* _Requirement_: Take the line that contains "What data was" and all lines after it, up to and including the last line of the data, and write them out exactly; nothing else belongs in the answer.

* _Saved data entries_:
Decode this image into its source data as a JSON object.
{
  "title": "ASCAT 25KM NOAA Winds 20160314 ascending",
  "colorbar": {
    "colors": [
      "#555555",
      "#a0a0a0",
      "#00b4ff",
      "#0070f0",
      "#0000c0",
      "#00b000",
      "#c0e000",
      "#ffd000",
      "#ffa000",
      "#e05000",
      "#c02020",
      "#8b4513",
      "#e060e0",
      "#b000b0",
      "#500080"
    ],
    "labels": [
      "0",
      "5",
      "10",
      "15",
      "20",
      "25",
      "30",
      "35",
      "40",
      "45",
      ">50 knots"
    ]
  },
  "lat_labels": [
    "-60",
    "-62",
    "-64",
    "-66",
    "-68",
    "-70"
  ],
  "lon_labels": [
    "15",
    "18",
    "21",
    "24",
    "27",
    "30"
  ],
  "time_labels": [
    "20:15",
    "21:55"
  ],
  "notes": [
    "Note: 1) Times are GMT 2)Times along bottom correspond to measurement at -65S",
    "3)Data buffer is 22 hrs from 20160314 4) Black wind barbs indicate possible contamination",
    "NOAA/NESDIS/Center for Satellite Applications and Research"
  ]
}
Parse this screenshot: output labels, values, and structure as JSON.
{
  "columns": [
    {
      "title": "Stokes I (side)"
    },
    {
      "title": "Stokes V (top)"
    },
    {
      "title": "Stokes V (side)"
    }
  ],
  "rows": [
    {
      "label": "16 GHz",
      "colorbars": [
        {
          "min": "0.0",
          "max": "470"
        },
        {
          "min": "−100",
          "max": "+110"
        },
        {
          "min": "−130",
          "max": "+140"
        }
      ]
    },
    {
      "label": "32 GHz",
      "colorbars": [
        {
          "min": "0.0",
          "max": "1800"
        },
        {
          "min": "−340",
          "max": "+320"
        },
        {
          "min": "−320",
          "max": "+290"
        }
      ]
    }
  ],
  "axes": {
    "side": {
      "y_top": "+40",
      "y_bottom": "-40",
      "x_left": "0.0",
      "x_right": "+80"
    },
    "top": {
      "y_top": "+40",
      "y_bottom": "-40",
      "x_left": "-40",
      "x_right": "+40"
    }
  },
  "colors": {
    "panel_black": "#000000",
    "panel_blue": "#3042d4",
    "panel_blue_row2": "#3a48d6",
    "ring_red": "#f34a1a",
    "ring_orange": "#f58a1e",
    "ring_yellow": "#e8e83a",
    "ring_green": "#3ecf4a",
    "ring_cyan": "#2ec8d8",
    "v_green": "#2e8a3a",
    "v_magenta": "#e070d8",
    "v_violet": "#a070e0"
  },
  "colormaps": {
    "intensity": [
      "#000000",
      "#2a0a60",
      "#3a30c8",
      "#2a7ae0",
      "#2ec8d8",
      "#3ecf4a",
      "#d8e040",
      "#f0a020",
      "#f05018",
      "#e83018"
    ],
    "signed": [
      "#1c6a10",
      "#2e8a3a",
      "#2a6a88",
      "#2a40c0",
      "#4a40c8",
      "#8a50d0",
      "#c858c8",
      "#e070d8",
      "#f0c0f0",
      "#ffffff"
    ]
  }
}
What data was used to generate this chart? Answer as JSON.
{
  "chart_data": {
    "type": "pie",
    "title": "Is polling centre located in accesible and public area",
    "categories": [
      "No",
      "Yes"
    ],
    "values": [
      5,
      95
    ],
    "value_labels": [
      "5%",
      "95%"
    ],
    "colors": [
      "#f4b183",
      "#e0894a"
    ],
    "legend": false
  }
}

* _Full solution_:
What data was used to generate this chart? Answer as JSON.
{
  "chart_data": {
    "type": "pie",
    "title": "Is polling centre located in accesible and public area",
    "categories": [
      "No",
      "Yes"
    ],
    "values": [
      5,
      95
    ],
    "value_labels": [
      "5%",
      "95%"
    ],
    "colors": [
      "#f4b183",
      "#e0894a"
    ],
    "legend": false
  }
}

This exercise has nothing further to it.